**WORK TO COMPLETE**.
Retype the listing that follows, exactly as written.

**Data excerpts**.
^^^^

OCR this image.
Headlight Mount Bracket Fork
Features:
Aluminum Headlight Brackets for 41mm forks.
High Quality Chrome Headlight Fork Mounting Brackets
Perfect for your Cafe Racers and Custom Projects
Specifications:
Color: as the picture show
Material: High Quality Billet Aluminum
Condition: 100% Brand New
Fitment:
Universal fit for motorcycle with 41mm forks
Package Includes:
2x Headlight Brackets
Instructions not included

^^^^

**REPLY TO THE EXERCISE**.
OCR this image.
Headlight Mount Bracket Fork
Features:
Aluminum Headlight Brackets for 41mm forks.
High Quality Chrome Headlight Fork Mounting Brackets
Perfect for your Cafe Racers and Custom Projects
Specifications:
Color: as the picture show
Material: High Quality Billet Aluminum
Condition: 100% Brand New
Fitment:
Universal fit for motorcycle with 41mm forks
Package Includes:
2x Headlight Brackets
Instructions not included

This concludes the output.